*Stated exercise*.
Write out each line word for word. Drop pictures.

[start Data for this exercise]

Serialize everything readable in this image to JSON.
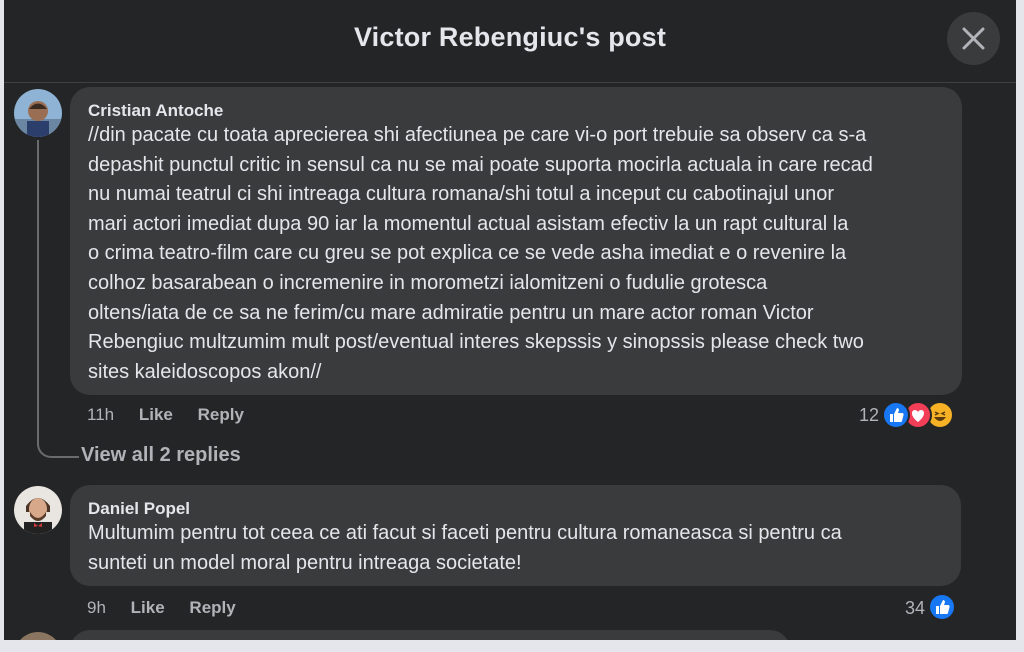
{
  "dialog": {
    "title": "Victor Rebengiuc's post",
    "close_label": "×"
  },
  "comments": [
    {
      "author": "Cristian Antoche",
      "text": "//din pacate cu toata aprecierea shi afectiunea pe care vi-o port trebuie sa observ ca s-a\ndepashit punctul critic in sensul ca nu se mai poate suporta mocirla actuala in care recad\nnu numai teatrul ci shi intreaga cultura romana/shi totul a inceput cu cabotinajul unor\nmari actori imediat dupa 90 iar la momentul actual asistam efectiv la un rapt cultural la\no crima teatro-film care cu greu se pot explica ce se vede asha imediat e o revenire la\ncolhoz basarabean o incremenire in morometzi ialomitzeni o fudulie grotesca\noltens/iata de ce sa ne ferim/cu mare admiratie pentru un mare actor roman Victor\nRebengiuc multzumim mult post/eventual interes skepssis y sinopssis please check two\nsites kaleidoscopos akon//",
      "time": "11h",
      "like": "Like",
      "reply": "Reply",
      "reaction_count": "12",
      "reactions": [
        "like-icon",
        "love-icon",
        "haha-icon"
      ],
      "view_replies": "View all 2 replies"
    },
    {
      "author": "Daniel Popel",
      "text": "Multumim pentru tot ceea ce ati facut si faceti pentru cultura romaneasca si pentru ca\nsunteti un model moral pentru intreaga societate!",
      "time": "9h",
      "like": "Like",
      "reply": "Reply",
      "reaction_count": "34",
      "reactions": [
        "like-icon"
      ]
    }
  ],
  "colors": {
    "background": "#242526",
    "bubble": "#3a3b3c",
    "text": "#e4e6eb",
    "secondary": "#b0b3b8",
    "like_blue": "#1877f2",
    "love_red": "#f33e58",
    "haha_yellow": "#f7b125"
  }
}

[end Data for this exercise]

*Response to the exercise*.
Serialize everything readable in this image to JSON.
{
  "dialog": {
    "title": "Victor Rebengiuc's post",
    "close_label": "×"
  },
  "comments": [
    {
      "author": "Cristian Antoche",
      "text": "//din pacate cu toata aprecierea shi afectiunea pe care vi-o port trebuie sa observ ca s-a\ndepashit punctul critic in sensul ca nu se mai poate suporta mocirla actuala in care recad\nnu numai teatrul ci shi intreaga cultura romana/shi totul a inceput cu cabotinajul unor\nmari actori imediat dupa 90 iar la momentul actual asistam efectiv la un rapt cultural la\no crima teatro-film care cu greu se pot explica ce se vede asha imediat e o revenire la\ncolhoz basarabean o incremenire in morometzi ialomitzeni o fudulie grotesca\noltens/iata de ce sa ne ferim/cu mare admiratie pentru un mare actor roman Victor\nRebengiuc multzumim mult post/eventual interes skepssis y sinopssis please check two\nsites kaleidoscopos akon//",
      "time": "11h",
      "like": "Like",
      "reply": "Reply",
      "reaction_count": "12",
      "reactions": [
        "like-icon",
        "love-icon",
        "haha-icon"
      ],
      "view_replies": "View all 2 replies"
    },
    {
      "author": "Daniel Popel",
      "text": "Multumim pentru tot ceea ce ati facut si faceti pentru cultura romaneasca si pentru ca\nsunteti un model moral pentru intreaga societate!",
      "time": "9h",
      "like": "Like",
      "reply": "Reply",
      "reaction_count": "34",
      "reactions": [
        "like-icon"
      ]
    }
  ],
  "colors": {
    "background": "#242526",
    "bubble": "#3a3b3c",
    "text": "#e4e6eb",
    "secondary": "#b0b3b8",
    "like_blue": "#1877f2",
    "love_red": "#f33e58",
    "haha_yellow": "#f7b125"
  }
}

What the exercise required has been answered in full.